== What is being asked ==
Using the data below, copy each line that includes the word "radar".

== Data ==
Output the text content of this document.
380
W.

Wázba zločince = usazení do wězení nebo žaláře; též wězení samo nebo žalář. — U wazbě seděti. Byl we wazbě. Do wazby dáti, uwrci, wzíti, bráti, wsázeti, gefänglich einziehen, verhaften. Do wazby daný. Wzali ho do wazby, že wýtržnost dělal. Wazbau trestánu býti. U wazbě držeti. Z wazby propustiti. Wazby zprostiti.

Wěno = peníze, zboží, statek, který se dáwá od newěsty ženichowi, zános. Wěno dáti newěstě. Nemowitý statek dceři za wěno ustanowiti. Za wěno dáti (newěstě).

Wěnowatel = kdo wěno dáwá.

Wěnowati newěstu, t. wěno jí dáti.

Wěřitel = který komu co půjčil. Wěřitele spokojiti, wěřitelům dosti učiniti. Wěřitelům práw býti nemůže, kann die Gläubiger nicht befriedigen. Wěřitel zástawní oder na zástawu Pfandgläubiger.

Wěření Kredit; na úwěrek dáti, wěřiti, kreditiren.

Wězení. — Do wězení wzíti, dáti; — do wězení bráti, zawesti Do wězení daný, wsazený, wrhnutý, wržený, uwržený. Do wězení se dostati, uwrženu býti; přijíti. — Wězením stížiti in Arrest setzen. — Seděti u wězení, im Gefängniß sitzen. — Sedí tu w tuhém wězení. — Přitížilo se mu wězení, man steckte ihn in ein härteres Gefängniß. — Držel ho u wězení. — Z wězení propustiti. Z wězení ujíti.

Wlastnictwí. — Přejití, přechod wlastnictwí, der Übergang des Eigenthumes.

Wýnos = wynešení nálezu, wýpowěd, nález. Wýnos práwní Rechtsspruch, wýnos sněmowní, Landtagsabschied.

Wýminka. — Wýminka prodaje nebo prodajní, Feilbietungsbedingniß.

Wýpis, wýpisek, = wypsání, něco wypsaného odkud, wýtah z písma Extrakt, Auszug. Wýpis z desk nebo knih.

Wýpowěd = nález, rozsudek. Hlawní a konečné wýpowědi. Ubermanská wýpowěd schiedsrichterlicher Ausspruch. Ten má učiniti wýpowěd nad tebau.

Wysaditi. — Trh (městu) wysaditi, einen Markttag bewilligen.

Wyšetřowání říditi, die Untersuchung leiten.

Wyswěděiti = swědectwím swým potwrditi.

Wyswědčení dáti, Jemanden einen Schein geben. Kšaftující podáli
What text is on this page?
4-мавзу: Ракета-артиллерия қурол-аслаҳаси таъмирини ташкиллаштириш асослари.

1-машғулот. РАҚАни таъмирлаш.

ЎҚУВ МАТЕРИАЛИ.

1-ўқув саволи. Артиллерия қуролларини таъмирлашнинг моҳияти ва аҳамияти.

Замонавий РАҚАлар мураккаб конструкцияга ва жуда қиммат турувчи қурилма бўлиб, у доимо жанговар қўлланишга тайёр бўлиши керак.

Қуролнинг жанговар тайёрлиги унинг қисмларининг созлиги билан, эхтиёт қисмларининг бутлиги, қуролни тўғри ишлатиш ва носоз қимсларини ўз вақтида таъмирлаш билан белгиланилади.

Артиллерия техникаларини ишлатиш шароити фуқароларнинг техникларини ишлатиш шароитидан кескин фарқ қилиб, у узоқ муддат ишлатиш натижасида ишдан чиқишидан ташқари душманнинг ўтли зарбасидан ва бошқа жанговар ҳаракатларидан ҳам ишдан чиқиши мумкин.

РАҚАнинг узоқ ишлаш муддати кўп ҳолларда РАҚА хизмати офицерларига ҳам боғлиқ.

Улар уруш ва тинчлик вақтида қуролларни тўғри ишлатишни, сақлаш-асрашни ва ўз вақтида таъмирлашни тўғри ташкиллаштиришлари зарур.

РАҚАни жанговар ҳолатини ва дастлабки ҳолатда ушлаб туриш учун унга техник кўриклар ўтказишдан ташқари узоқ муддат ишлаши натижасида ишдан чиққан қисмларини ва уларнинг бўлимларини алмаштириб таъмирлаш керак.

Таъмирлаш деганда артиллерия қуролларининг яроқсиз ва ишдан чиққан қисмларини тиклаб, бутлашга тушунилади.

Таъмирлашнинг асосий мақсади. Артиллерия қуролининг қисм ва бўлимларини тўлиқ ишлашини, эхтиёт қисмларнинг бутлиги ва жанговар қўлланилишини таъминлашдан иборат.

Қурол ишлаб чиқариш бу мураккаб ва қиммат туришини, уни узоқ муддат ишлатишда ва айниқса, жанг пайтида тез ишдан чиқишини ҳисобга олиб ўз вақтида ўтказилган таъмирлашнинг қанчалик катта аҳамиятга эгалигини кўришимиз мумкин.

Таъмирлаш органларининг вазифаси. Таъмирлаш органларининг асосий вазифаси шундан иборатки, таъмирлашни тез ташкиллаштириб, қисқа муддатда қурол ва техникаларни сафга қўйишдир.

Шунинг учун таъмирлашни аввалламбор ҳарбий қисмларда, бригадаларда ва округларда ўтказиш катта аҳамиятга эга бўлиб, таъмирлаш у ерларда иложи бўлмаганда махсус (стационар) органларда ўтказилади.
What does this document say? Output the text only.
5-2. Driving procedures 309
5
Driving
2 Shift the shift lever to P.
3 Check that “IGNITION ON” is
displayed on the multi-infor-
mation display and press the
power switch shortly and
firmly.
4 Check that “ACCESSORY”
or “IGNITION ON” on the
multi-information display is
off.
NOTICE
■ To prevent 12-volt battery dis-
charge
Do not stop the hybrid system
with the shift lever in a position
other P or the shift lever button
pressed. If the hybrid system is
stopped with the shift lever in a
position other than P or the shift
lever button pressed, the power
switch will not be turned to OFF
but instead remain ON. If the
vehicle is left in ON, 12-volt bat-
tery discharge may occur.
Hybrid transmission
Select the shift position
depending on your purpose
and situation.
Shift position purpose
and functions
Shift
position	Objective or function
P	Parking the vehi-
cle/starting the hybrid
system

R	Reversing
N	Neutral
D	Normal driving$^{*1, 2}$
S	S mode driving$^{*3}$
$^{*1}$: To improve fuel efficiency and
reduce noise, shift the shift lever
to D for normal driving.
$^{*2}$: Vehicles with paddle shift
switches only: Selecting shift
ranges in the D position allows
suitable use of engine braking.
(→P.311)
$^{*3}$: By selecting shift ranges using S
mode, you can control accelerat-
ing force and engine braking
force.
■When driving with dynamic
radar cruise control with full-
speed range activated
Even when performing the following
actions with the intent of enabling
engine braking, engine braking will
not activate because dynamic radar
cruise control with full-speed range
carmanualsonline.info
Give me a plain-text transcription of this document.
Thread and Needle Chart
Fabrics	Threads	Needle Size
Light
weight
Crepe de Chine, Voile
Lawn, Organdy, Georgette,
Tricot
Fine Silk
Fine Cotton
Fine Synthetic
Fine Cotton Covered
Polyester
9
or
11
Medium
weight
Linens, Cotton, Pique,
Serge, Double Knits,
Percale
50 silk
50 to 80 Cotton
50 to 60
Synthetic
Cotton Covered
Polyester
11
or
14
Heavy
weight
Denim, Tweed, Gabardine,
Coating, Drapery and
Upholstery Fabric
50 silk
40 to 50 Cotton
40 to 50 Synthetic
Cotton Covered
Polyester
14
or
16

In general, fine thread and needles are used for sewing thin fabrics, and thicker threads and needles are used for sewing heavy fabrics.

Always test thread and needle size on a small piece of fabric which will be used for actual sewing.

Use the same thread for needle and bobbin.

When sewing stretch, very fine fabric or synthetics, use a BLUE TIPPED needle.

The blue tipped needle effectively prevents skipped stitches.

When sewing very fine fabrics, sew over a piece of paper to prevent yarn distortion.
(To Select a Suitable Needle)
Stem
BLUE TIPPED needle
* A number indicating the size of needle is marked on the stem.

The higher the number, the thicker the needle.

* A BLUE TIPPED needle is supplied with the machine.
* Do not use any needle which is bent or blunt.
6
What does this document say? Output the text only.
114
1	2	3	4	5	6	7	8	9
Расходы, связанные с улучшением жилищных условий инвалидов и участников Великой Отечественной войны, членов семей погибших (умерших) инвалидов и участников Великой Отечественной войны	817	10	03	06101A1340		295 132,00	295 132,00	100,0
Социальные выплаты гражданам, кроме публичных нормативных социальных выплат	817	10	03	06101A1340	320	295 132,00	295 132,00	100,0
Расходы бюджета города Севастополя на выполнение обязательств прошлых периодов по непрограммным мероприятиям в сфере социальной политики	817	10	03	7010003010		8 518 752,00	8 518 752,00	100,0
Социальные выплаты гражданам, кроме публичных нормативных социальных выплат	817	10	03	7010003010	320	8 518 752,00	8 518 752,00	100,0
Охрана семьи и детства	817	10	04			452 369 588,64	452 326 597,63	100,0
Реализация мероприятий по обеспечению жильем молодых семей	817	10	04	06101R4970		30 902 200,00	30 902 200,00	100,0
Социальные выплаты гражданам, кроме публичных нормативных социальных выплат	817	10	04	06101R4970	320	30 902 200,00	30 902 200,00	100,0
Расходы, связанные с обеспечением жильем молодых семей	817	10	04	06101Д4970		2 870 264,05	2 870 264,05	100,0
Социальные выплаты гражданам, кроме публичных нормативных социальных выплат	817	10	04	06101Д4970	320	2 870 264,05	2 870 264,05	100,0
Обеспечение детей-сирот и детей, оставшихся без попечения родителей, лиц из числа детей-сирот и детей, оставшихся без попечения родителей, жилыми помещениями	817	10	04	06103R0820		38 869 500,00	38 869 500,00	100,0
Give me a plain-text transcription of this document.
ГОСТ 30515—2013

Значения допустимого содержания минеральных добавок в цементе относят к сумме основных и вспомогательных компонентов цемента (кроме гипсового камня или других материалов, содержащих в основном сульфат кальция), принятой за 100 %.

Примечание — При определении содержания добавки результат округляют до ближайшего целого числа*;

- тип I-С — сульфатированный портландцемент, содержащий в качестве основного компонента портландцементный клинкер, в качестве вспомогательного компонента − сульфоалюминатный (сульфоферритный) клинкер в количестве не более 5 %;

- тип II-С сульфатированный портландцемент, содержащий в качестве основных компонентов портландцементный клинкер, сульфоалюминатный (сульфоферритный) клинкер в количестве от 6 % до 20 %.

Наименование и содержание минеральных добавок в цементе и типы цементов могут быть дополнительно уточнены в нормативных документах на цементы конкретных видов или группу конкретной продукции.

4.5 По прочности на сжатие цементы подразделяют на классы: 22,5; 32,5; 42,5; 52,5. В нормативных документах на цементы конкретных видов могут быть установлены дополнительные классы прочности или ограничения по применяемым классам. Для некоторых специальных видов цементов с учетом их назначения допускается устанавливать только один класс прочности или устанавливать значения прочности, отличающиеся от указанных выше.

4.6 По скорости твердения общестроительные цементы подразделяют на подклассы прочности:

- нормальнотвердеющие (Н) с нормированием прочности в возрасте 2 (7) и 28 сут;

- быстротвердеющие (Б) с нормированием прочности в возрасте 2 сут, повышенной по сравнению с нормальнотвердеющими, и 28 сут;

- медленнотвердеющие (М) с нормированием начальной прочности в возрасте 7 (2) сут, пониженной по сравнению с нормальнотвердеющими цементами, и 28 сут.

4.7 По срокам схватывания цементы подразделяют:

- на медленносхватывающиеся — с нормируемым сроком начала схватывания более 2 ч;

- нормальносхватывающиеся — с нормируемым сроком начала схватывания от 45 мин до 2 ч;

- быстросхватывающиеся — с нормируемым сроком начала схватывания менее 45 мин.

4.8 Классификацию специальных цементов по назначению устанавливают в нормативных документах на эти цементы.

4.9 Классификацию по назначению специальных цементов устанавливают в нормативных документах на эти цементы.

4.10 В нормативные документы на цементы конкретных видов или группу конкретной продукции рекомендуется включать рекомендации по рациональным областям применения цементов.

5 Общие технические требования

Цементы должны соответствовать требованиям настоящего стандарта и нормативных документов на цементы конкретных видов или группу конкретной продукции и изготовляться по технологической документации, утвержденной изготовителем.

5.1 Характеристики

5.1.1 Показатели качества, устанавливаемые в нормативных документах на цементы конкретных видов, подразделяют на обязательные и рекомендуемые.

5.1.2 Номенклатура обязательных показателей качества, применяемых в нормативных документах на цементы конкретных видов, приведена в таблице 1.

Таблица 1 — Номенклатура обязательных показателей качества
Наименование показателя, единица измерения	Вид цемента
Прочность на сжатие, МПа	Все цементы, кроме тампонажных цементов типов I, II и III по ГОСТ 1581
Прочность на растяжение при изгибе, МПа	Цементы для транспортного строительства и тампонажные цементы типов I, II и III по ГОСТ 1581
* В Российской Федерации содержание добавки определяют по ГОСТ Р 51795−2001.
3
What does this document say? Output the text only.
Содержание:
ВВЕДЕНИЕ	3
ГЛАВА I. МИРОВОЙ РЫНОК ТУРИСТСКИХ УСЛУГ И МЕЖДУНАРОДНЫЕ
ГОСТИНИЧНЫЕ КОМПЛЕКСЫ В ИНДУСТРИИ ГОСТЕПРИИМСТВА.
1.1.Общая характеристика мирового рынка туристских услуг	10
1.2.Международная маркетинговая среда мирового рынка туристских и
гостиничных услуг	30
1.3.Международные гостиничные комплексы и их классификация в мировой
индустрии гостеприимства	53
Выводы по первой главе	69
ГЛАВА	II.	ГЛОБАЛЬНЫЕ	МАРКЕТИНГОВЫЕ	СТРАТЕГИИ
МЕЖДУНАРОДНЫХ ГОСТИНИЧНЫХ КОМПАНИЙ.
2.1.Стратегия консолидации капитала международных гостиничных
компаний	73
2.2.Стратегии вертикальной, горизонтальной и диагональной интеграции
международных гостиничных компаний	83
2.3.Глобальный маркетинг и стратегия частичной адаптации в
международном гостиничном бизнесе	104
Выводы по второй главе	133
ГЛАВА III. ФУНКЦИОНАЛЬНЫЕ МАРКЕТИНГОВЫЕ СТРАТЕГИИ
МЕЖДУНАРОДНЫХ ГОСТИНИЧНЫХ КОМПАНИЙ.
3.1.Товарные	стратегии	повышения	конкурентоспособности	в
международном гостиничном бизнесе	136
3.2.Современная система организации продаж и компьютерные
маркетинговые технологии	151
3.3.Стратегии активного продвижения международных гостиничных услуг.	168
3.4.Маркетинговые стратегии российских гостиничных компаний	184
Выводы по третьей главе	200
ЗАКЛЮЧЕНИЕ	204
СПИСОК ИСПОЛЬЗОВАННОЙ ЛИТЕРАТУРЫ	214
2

== Written solution ==
radar cruise control with full-
not activate because dynamic radar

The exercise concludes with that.